SHORT PROBLEM.
What follows are records. Restate all of them word for word.

RECORDS PROVIDED.
= = = = = = =
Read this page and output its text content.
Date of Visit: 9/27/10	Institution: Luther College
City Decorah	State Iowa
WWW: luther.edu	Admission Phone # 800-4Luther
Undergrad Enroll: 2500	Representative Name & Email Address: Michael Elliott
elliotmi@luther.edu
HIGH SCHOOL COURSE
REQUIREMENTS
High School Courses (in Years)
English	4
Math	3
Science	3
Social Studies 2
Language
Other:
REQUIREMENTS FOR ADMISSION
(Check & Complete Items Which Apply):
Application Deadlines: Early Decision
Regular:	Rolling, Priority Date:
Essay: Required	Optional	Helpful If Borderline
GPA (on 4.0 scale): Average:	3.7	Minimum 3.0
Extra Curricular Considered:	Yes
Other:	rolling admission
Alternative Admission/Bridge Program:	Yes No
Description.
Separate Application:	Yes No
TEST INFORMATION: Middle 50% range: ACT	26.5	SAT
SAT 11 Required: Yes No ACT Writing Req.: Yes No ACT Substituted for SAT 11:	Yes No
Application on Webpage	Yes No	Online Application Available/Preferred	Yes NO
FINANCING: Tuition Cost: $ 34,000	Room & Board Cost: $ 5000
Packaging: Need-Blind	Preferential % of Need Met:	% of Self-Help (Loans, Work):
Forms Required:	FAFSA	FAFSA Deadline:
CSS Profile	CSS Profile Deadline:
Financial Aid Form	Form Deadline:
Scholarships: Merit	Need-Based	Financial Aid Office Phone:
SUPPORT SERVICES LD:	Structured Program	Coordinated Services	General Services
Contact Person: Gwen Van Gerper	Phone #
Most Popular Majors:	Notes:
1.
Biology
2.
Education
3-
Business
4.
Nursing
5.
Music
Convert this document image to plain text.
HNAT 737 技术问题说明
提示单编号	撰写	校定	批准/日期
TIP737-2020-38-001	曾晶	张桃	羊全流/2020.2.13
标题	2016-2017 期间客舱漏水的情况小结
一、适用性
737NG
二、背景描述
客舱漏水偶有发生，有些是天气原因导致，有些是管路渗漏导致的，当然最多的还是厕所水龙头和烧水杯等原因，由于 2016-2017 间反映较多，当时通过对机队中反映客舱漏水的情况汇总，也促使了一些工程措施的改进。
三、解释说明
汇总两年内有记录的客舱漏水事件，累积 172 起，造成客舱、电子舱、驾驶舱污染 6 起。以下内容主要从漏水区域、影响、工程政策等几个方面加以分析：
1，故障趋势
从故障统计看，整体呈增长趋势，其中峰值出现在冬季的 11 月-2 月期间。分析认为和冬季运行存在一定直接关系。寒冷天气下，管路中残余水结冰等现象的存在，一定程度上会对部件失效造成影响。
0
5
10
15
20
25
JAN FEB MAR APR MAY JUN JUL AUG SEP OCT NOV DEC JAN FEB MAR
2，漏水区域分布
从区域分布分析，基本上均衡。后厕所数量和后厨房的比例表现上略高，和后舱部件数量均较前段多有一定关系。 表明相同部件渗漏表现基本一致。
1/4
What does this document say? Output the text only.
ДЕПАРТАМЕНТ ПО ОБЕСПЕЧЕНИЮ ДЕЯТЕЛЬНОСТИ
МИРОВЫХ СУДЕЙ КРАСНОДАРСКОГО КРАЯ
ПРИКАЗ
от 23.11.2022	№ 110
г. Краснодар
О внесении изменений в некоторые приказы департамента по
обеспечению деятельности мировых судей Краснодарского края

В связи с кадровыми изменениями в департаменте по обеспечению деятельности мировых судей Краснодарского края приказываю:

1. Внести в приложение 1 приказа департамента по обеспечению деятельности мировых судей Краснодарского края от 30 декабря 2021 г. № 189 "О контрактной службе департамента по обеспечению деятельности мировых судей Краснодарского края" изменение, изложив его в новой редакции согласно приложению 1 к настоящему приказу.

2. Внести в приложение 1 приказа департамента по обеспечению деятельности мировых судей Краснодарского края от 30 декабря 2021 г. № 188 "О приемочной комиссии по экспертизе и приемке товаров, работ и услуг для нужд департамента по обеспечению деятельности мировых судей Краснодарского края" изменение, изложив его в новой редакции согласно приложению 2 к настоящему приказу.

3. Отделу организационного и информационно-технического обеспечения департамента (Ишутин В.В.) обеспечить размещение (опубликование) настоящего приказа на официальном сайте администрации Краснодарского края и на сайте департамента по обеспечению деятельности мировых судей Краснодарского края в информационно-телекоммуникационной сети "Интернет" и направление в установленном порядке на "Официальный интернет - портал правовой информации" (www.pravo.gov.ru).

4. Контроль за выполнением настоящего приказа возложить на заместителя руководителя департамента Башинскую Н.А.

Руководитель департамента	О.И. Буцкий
= = = = = = =
TASK RESPONSE.
Read this page and output its text content.
Date of Visit: 9/27/10	Institution: Luther College
City Decorah	State Iowa
WWW: luther.edu	Admission Phone # 800-4Luther
Undergrad Enroll: 2500	Representative Name & Email Address: Michael Elliott
elliotmi@luther.edu
HIGH SCHOOL COURSE
REQUIREMENTS
High School Courses (in Years)
English	4
Math	3
Science	3
Social Studies 2
Language
Other:
REQUIREMENTS FOR ADMISSION
(Check & Complete Items Which Apply):
Application Deadlines: Early Decision
Regular:	Rolling, Priority Date:
Essay: Required	Optional	Helpful If Borderline
GPA (on 4.0 scale): Average:	3.7	Minimum 3.0
Extra Curricular Considered:	Yes
Other:	rolling admission
Alternative Admission/Bridge Program:	Yes No
Description.
Separate Application:	Yes No
TEST INFORMATION: Middle 50% range: ACT	26.5	SAT
SAT 11 Required: Yes No ACT Writing Req.: Yes No ACT Substituted for SAT 11:	Yes No
Application on Webpage	Yes No	Online Application Available/Preferred	Yes NO
FINANCING: Tuition Cost: $ 34,000	Room & Board Cost: $ 5000
Packaging: Need-Blind	Preferential % of Need Met:	% of Self-Help (Loans, Work):
Forms Required:	FAFSA	FAFSA Deadline:
CSS Profile	CSS Profile Deadline:
Financial Aid Form	Form Deadline:
Scholarships: Merit	Need-Based	Financial Aid Office Phone:
SUPPORT SERVICES LD:	Structured Program	Coordinated Services	General Services
Contact Person: Gwen Van Gerper	Phone #
Most Popular Majors:	Notes:
1.
Biology
2.
Education
3-
Business
4.
Nursing
5.
Music
Convert this document image to plain text.
HNAT 737 技术问题说明
提示单编号	撰写	校定	批准/日期
TIP737-2020-38-001	曾晶	张桃	羊全流/2020.2.13
标题	2016-2017 期间客舱漏水的情况小结
一、适用性
737NG
二、背景描述
客舱漏水偶有发生，有些是天气原因导致，有些是管路渗漏导致的，当然最多的还是厕所水龙头和烧水杯等原因，由于 2016-2017 间反映较多，当时通过对机队中反映客舱漏水的情况汇总，也促使了一些工程措施的改进。
三、解释说明
汇总两年内有记录的客舱漏水事件，累积 172 起，造成客舱、电子舱、驾驶舱污染 6 起。以下内容主要从漏水区域、影响、工程政策等几个方面加以分析：
1，故障趋势
从故障统计看，整体呈增长趋势，其中峰值出现在冬季的 11 月-2 月期间。分析认为和冬季运行存在一定直接关系。寒冷天气下，管路中残余水结冰等现象的存在，一定程度上会对部件失效造成影响。
0
5
10
15
20
25
JAN FEB MAR APR MAY JUN JUL AUG SEP OCT NOV DEC JAN FEB MAR
2，漏水区域分布
从区域分布分析，基本上均衡。后厕所数量和后厨房的比例表现上略高，和后舱部件数量均较前段多有一定关系。 表明相同部件渗漏表现基本一致。
1/4
What does this document say? Output the text only.
ДЕПАРТАМЕНТ ПО ОБЕСПЕЧЕНИЮ ДЕЯТЕЛЬНОСТИ
МИРОВЫХ СУДЕЙ КРАСНОДАРСКОГО КРАЯ
ПРИКАЗ
от 23.11.2022	№ 110
г. Краснодар
О внесении изменений в некоторые приказы департамента по
обеспечению деятельности мировых судей Краснодарского края

В связи с кадровыми изменениями в департаменте по обеспечению деятельности мировых судей Краснодарского края приказываю:

1. Внести в приложение 1 приказа департамента по обеспечению деятельности мировых судей Краснодарского края от 30 декабря 2021 г. № 189 "О контрактной службе департамента по обеспечению деятельности мировых судей Краснодарского края" изменение, изложив его в новой редакции согласно приложению 1 к настоящему приказу.

2. Внести в приложение 1 приказа департамента по обеспечению деятельности мировых судей Краснодарского края от 30 декабря 2021 г. № 188 "О приемочной комиссии по экспертизе и приемке товаров, работ и услуг для нужд департамента по обеспечению деятельности мировых судей Краснодарского края" изменение, изложив его в новой редакции согласно приложению 2 к настоящему приказу.

3. Отделу организационного и информационно-технического обеспечения департамента (Ишутин В.В.) обеспечить размещение (опубликование) настоящего приказа на официальном сайте администрации Краснодарского края и на сайте департамента по обеспечению деятельности мировых судей Краснодарского края в информационно-телекоммуникационной сети "Интернет" и направление в установленном порядке на "Официальный интернет - портал правовой информации" (www.pravo.gov.ru).

4. Контроль за выполнением настоящего приказа возложить на заместителя руководителя департамента Башинскую Н.А.

Руководитель департамента	О.И. Буцкий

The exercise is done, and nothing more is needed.